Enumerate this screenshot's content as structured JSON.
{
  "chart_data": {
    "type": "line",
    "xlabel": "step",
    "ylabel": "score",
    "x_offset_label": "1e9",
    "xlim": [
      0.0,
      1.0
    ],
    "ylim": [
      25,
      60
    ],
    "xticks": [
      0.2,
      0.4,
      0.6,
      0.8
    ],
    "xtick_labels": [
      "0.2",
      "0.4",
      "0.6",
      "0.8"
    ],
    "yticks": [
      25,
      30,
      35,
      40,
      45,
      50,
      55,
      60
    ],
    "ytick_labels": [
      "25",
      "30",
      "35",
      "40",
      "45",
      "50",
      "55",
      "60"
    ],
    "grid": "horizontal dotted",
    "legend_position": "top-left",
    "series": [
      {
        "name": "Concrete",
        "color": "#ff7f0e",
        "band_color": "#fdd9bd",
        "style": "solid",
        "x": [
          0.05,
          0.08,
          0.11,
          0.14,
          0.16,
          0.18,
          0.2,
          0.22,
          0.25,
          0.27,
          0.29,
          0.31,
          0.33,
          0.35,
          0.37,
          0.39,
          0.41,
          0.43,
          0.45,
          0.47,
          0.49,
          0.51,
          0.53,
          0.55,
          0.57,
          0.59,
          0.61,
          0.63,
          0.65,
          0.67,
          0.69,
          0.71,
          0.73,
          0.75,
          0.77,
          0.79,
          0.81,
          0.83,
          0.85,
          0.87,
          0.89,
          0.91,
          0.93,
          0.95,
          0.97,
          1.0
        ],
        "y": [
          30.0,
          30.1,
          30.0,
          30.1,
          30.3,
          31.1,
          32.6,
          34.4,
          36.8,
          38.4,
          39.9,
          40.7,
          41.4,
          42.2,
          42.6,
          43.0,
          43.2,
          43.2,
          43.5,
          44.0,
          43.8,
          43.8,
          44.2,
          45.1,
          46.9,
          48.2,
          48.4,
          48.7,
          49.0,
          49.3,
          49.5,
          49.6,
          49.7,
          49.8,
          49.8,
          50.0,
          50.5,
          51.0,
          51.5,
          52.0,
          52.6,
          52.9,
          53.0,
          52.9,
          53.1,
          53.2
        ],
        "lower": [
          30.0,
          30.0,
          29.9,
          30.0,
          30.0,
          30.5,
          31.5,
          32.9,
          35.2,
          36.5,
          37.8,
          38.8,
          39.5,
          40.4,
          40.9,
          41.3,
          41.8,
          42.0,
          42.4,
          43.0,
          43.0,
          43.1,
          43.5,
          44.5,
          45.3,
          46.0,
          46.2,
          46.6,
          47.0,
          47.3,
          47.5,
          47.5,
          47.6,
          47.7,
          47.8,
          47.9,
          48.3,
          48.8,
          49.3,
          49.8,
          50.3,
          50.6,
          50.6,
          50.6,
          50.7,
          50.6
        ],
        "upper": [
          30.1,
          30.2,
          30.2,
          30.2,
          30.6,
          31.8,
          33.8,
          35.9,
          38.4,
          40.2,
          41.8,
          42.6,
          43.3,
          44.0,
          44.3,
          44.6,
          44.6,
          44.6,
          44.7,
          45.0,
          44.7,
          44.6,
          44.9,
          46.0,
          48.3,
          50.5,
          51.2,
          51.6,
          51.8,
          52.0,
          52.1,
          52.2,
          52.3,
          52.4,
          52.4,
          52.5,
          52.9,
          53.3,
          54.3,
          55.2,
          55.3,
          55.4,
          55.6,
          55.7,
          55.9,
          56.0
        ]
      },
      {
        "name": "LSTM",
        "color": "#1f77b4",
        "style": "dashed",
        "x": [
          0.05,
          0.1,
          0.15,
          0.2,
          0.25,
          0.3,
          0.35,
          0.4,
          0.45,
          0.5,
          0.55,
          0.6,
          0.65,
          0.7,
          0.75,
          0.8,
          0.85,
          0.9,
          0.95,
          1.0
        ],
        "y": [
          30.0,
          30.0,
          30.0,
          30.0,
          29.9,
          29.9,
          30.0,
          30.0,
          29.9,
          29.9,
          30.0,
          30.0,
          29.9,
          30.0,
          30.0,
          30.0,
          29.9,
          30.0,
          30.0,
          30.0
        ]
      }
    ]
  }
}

——

▶ _OBJECTIVE_: Extract every entry in the listing word for word.

▶ _OUTPUT_:
Enumerate this screenshot's content as structured JSON.
{
  "chart_data": {
    "type": "line",
    "xlabel": "step",
    "ylabel": "score",
    "x_offset_label": "1e9",
    "xlim": [
      0.0,
      1.0
    ],
    "ylim": [
      25,
      60
    ],
    "xticks": [
      0.2,
      0.4,
      0.6,
      0.8
    ],
    "xtick_labels": [
      "0.2",
      "0.4",
      "0.6",
      "0.8"
    ],
    "yticks": [
      25,
      30,
      35,
      40,
      45,
      50,
      55,
      60
    ],
    "ytick_labels": [
      "25",
      "30",
      "35",
      "40",
      "45",
      "50",
      "55",
      "60"
    ],
    "grid": "horizontal dotted",
    "legend_position": "top-left",
    "series": [
      {
        "name": "Concrete",
        "color": "#ff7f0e",
        "band_color": "#fdd9bd",
        "style": "solid",
        "x": [
          0.05,
          0.08,
          0.11,
          0.14,
          0.16,
          0.18,
          0.2,
          0.22,
          0.25,
          0.27,
          0.29,
          0.31,
          0.33,
          0.35,
          0.37,
          0.39,
          0.41,
          0.43,
          0.45,
          0.47,
          0.49,
          0.51,
          0.53,
          0.55,
          0.57,
          0.59,
          0.61,
          0.63,
          0.65,
          0.67,
          0.69,
          0.71,
          0.73,
          0.75,
          0.77,
          0.79,
          0.81,
          0.83,
          0.85,
          0.87,
          0.89,
          0.91,
          0.93,
          0.95,
          0.97,
          1.0
        ],
        "y": [
          30.0,
          30.1,
          30.0,
          30.1,
          30.3,
          31.1,
          32.6,
          34.4,
          36.8,
          38.4,
          39.9,
          40.7,
          41.4,
          42.2,
          42.6,
          43.0,
          43.2,
          43.2,
          43.5,
          44.0,
          43.8,
          43.8,
          44.2,
          45.1,
          46.9,
          48.2,
          48.4,
          48.7,
          49.0,
          49.3,
          49.5,
          49.6,
          49.7,
          49.8,
          49.8,
          50.0,
          50.5,
          51.0,
          51.5,
          52.0,
          52.6,
          52.9,
          53.0,
          52.9,
          53.1,
          53.2
        ],
        "lower": [
          30.0,
          30.0,
          29.9,
          30.0,
          30.0,
          30.5,
          31.5,
          32.9,
          35.2,
          36.5,
          37.8,
          38.8,
          39.5,
          40.4,
          40.9,
          41.3,
          41.8,
          42.0,
          42.4,
          43.0,
          43.0,
          43.1,
          43.5,
          44.5,
          45.3,
          46.0,
          46.2,
          46.6,
          47.0,
          47.3,
          47.5,
          47.5,
          47.6,
          47.7,
          47.8,
          47.9,
          48.3,
          48.8,
          49.3,
          49.8,
          50.3,
          50.6,
          50.6,
          50.6,
          50.7,
          50.6
        ],
        "upper": [
          30.1,
          30.2,
          30.2,
          30.2,
          30.6,
          31.8,
          33.8,
          35.9,
          38.4,
          40.2,
          41.8,
          42.6,
          43.3,
          44.0,
          44.3,
          44.6,
          44.6,
          44.6,
          44.7,
          45.0,
          44.7,
          44.6,
          44.9,
          46.0,
          48.3,
          50.5,
          51.2,
          51.6,
          51.8,
          52.0,
          52.1,
          52.2,
          52.3,
          52.4,
          52.4,
          52.5,
          52.9,
          53.3,
          54.3,
          55.2,
          55.3,
          55.4,
          55.6,
          55.7,
          55.9,
          56.0
        ]
      },
      {
        "name": "LSTM",
        "color": "#1f77b4",
        "style": "dashed",
        "x": [
          0.05,
          0.1,
          0.15,
          0.2,
          0.25,
          0.3,
          0.35,
          0.4,
          0.45,
          0.5,
          0.55,
          0.6,
          0.65,
          0.7,
          0.75,
          0.8,
          0.85,
          0.9,
          0.95,
          1.0
        ],
        "y": [
          30.0,
          30.0,
          30.0,
          30.0,
          29.9,
          29.9,
          30.0,
          30.0,
          29.9,
          29.9,
          30.0,
          30.0,
          29.9,
          30.0,
          30.0,
          30.0,
          29.9,
          30.0,
          30.0,
          30.0
        ]
      }
    ]
  }
}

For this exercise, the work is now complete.